### Data extract ###

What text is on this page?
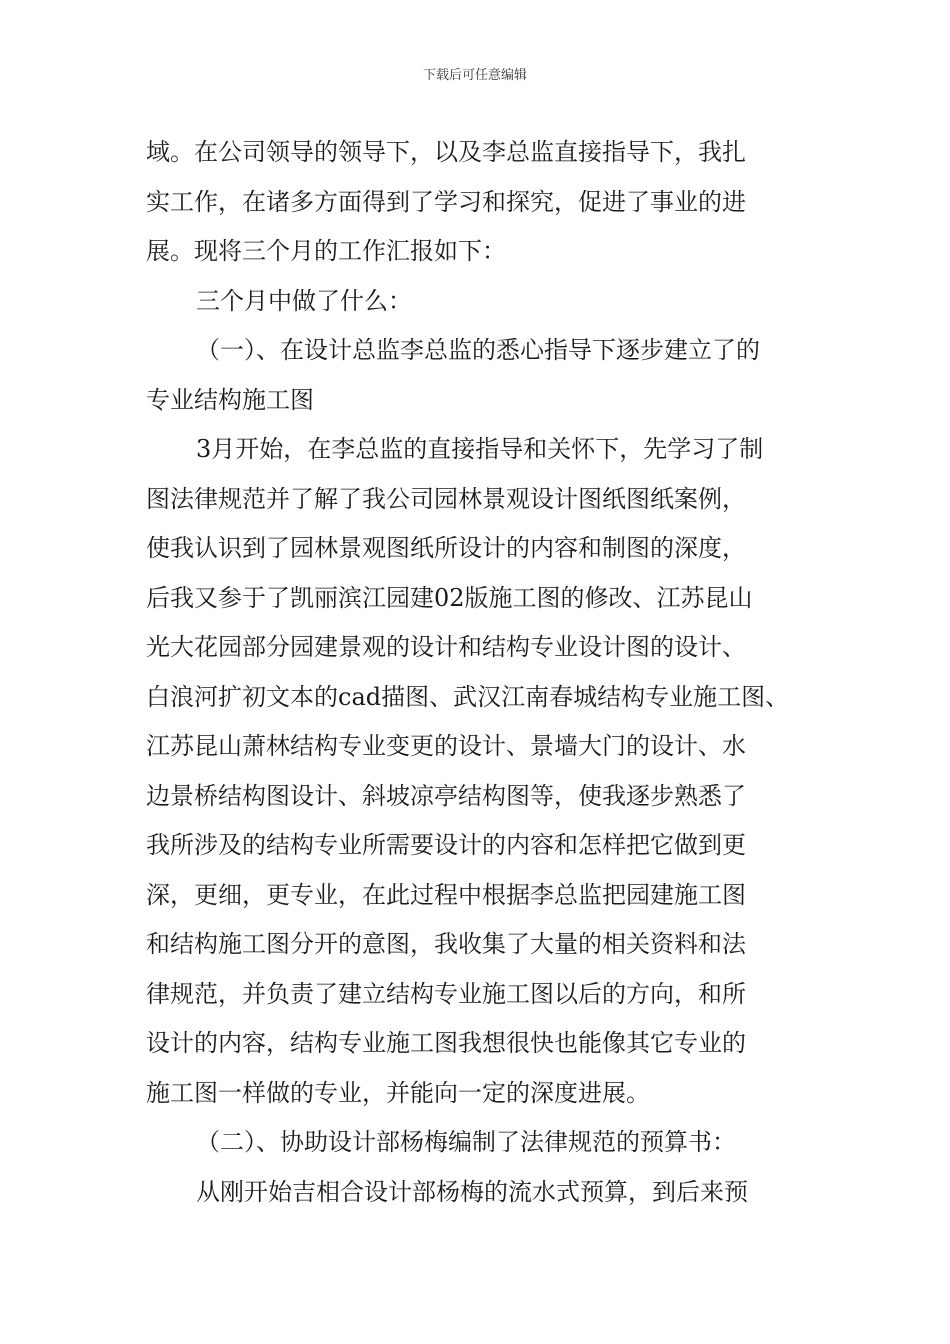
下载后可任意编辑
域。在公司领导的领导下，以及李总监直接指导下，我扎
实工作，在诸多方面得到了学习和探究，促进了事业的进
展。现将三个月的工作汇报如下：
三个月中做了什么：
（一）、在设计总监李总监的悉心指导下逐步建立了的
专业结构施工图
3月开始，在李总监的直接指导和关怀下，先学习了制
图法律规范并了解了我公司园林景观设计图纸图纸案例，
使我认识到了园林景观图纸所设计的内容和制图的深度，
后我又参于了凯丽滨江园建02版施工图的修改、江苏昆山
光大花园部分园建景观的设计和结构专业设计图的设计、
白浪河扩初文本的cad描图、武汉江南春城结构专业施工图、
江苏昆山萧林结构专业变更的设计、景墙大门的设计、水
边景桥结构图设计、斜坡凉亭结构图等，使我逐步熟悉了
我所涉及的结构专业所需要设计的内容和怎样把它做到更
深，更细，更专业，在此过程中根据李总监把园建施工图
和结构施工图分开的意图，我收集了大量的相关资料和法
律规范，并负责了建立结构专业施工图以后的方向，和所
设计的内容，结构专业施工图我想很快也能像其它专业的
施工图一样做的专业，并能向一定的深度进展。
（二）、协助设计部杨梅编制了法律规范的预算书：
从刚开始吉相合设计部杨梅的流水式预算，到后来预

###

__What you will do__. Quote each record exactly as it stands, minus the pictures.

__Full answer__.
What text is on this page?
下载后可任意编辑
域。在公司领导的领导下，以及李总监直接指导下，我扎
实工作，在诸多方面得到了学习和探究，促进了事业的进
展。现将三个月的工作汇报如下：
三个月中做了什么：
（一）、在设计总监李总监的悉心指导下逐步建立了的
专业结构施工图
3月开始，在李总监的直接指导和关怀下，先学习了制
图法律规范并了解了我公司园林景观设计图纸图纸案例，
使我认识到了园林景观图纸所设计的内容和制图的深度，
后我又参于了凯丽滨江园建02版施工图的修改、江苏昆山
光大花园部分园建景观的设计和结构专业设计图的设计、
白浪河扩初文本的cad描图、武汉江南春城结构专业施工图、
江苏昆山萧林结构专业变更的设计、景墙大门的设计、水
边景桥结构图设计、斜坡凉亭结构图等，使我逐步熟悉了
我所涉及的结构专业所需要设计的内容和怎样把它做到更
深，更细，更专业，在此过程中根据李总监把园建施工图
和结构施工图分开的意图，我收集了大量的相关资料和法
律规范，并负责了建立结构专业施工图以后的方向，和所
设计的内容，结构专业施工图我想很快也能像其它专业的
施工图一样做的专业，并能向一定的深度进展。
（二）、协助设计部杨梅编制了法律规范的预算书：
从刚开始吉相合设计部杨梅的流水式预算，到后来预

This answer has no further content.